- **PROBLEM DETAILS**
Report all lines holding "JSON".

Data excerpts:
==================================================
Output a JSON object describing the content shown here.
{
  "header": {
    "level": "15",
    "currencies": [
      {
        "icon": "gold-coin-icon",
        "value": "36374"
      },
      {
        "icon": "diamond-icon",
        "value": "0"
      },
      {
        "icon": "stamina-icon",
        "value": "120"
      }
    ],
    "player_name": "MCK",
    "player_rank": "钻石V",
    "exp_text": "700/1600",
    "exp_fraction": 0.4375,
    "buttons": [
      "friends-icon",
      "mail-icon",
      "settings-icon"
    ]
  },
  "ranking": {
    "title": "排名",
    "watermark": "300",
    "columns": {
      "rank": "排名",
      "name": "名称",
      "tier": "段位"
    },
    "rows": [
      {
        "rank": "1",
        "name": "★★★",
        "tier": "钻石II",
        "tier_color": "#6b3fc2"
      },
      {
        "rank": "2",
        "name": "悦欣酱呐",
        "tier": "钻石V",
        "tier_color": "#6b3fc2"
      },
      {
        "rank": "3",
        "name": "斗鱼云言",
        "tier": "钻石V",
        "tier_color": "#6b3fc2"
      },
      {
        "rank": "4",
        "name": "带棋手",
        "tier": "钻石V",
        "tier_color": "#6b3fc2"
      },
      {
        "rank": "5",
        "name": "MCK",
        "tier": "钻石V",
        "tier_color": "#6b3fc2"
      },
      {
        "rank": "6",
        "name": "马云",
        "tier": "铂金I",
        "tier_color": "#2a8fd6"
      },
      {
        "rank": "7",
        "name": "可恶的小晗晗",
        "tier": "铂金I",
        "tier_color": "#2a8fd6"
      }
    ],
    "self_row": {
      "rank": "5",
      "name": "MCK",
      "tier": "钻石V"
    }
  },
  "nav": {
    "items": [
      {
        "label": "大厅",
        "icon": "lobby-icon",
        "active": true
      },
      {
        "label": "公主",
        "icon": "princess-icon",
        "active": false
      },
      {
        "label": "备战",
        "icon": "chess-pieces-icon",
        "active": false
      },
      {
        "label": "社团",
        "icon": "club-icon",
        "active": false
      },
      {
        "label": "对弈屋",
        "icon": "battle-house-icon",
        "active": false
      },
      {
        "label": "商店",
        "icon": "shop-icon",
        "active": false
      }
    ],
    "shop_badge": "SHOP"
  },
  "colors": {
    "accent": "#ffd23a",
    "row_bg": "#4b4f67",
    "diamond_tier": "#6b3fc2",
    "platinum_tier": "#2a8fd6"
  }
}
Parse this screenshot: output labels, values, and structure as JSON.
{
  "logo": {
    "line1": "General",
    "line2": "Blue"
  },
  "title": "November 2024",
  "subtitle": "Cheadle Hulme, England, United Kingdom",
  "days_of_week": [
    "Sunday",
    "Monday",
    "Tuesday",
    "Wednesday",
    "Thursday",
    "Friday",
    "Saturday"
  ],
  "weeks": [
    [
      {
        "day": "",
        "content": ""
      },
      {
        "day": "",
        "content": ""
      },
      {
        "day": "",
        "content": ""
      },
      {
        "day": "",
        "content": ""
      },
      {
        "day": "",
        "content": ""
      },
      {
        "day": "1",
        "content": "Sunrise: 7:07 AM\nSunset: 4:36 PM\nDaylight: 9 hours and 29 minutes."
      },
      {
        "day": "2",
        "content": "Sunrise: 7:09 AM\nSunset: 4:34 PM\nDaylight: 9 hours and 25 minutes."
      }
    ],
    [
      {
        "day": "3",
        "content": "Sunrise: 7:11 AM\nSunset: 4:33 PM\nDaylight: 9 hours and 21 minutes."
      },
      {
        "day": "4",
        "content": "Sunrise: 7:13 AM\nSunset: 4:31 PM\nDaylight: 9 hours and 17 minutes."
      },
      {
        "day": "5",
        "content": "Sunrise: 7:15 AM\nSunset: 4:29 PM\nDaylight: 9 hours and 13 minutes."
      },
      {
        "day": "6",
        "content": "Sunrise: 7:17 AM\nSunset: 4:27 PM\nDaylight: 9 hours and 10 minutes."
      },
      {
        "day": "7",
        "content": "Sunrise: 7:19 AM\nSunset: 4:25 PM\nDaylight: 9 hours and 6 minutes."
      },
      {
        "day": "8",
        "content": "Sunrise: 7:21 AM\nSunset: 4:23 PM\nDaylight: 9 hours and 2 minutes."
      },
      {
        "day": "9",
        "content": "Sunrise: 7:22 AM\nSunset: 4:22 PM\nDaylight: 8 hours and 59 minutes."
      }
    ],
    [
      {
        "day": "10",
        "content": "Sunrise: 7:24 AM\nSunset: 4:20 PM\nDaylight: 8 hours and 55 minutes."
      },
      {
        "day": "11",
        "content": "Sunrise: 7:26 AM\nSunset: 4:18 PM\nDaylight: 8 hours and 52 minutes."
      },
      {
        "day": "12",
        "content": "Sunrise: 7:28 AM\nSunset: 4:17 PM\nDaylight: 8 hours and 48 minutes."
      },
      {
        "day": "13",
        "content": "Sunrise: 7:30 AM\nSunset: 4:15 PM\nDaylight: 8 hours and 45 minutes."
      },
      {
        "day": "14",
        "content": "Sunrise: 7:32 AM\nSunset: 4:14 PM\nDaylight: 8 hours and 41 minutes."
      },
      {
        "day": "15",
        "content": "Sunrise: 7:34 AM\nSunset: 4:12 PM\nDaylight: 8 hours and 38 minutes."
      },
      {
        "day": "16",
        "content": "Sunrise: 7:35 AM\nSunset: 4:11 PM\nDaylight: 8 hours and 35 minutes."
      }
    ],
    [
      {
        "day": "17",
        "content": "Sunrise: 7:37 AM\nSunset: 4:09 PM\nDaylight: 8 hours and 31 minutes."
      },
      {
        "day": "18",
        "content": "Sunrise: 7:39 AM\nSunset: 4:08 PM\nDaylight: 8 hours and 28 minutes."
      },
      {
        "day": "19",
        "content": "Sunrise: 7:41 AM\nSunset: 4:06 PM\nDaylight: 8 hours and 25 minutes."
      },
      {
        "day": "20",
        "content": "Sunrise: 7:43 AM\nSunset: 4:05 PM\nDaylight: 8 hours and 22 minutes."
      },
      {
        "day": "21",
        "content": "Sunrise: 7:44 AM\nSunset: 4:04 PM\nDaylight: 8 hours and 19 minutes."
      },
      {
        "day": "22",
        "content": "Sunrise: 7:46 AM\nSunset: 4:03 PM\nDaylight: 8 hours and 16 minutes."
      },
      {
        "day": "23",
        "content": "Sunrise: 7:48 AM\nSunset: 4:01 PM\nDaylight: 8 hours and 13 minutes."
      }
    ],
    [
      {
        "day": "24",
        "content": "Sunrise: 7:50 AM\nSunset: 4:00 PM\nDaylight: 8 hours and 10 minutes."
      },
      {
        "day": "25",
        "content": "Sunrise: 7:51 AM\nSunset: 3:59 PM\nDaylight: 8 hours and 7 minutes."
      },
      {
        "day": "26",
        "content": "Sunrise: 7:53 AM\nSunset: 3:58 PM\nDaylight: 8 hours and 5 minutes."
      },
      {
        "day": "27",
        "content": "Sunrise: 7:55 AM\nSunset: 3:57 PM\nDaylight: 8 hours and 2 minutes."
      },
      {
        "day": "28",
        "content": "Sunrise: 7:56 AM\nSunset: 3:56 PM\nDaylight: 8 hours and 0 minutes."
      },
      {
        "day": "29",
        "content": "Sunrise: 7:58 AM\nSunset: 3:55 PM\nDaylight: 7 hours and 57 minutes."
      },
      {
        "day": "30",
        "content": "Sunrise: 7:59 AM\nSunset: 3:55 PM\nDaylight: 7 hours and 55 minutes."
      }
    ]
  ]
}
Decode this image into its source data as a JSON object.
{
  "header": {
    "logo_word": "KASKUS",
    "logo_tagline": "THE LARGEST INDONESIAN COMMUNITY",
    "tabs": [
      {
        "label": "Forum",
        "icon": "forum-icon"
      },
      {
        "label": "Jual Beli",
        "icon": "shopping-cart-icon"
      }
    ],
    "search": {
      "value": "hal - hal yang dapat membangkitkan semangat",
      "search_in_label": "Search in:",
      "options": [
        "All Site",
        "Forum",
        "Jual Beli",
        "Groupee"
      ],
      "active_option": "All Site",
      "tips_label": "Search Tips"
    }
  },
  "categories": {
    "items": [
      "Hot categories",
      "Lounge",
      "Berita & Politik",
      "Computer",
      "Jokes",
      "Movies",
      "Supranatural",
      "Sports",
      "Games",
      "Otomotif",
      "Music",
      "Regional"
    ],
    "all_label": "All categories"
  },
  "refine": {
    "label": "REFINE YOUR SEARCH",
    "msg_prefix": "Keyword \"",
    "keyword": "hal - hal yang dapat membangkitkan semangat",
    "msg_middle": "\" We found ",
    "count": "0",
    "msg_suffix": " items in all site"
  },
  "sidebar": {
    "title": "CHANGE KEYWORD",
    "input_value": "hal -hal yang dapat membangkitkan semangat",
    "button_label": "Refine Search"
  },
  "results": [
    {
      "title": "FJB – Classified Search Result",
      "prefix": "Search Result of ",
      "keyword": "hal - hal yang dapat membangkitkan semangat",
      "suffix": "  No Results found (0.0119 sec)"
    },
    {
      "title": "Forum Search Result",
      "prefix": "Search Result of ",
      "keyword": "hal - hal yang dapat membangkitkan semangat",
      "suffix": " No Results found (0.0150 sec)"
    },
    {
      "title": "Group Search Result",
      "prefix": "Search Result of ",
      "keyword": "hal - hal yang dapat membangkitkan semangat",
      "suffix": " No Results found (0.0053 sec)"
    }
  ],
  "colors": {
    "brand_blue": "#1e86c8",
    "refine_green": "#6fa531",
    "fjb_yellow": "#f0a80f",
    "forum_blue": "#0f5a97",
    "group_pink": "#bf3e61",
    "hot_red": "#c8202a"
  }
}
==================================================
- **FULL OUTPUT**
Output a JSON object describing the content shown here.
Parse this screenshot: output labels, values, and structure as JSON.
Decode this image into its source data as a JSON object.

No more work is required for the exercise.